— START OF Material shown —

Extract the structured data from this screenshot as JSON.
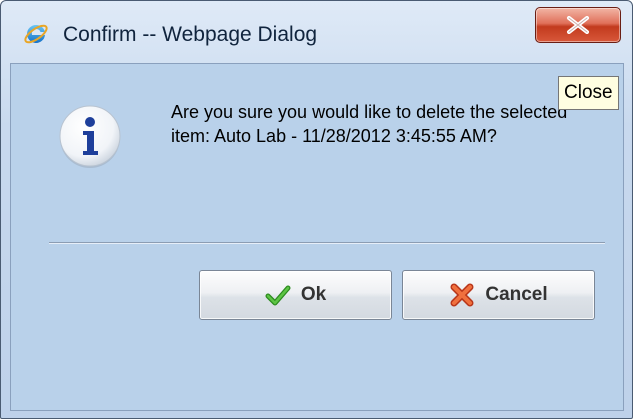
{
  "window": {
    "title": "Confirm -- Webpage Dialog"
  },
  "titlebar": {
    "app_icon": "internet-explorer-icon",
    "close_icon": "close-icon",
    "close_tooltip": "Close"
  },
  "dialog": {
    "icon": "info-icon",
    "message": "Are you sure you would like to delete the selected item: Auto Lab - 11/28/2012 3:45:55 AM?",
    "buttons": {
      "ok_label": "Ok",
      "ok_icon": "checkmark-icon",
      "cancel_label": "Cancel",
      "cancel_icon": "red-x-icon"
    }
  },
  "colors": {
    "close_button": "#d8583a",
    "dialog_background": "#b9d1ea",
    "tooltip_background": "#fffee1",
    "ok_check": "#3aa12a",
    "cancel_x": "#e0502a",
    "info_i": "#1e3f9b"
  }
}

— END OF Material shown —

Reproduce the full listing above verbatim, with no pictures included.

Extract the structured data from this screenshot as JSON.
{
  "window": {
    "title": "Confirm -- Webpage Dialog"
  },
  "titlebar": {
    "app_icon": "internet-explorer-icon",
    "close_icon": "close-icon",
    "close_tooltip": "Close"
  },
  "dialog": {
    "icon": "info-icon",
    "message": "Are you sure you would like to delete the selected item: Auto Lab - 11/28/2012 3:45:55 AM?",
    "buttons": {
      "ok_label": "Ok",
      "ok_icon": "checkmark-icon",
      "cancel_label": "Cancel",
      "cancel_icon": "red-x-icon"
    }
  },
  "colors": {
    "close_button": "#d8583a",
    "dialog_background": "#b9d1ea",
    "tooltip_background": "#fffee1",
    "ok_check": "#3aa12a",
    "cancel_x": "#e0502a",
    "info_i": "#1e3f9b"
  }
}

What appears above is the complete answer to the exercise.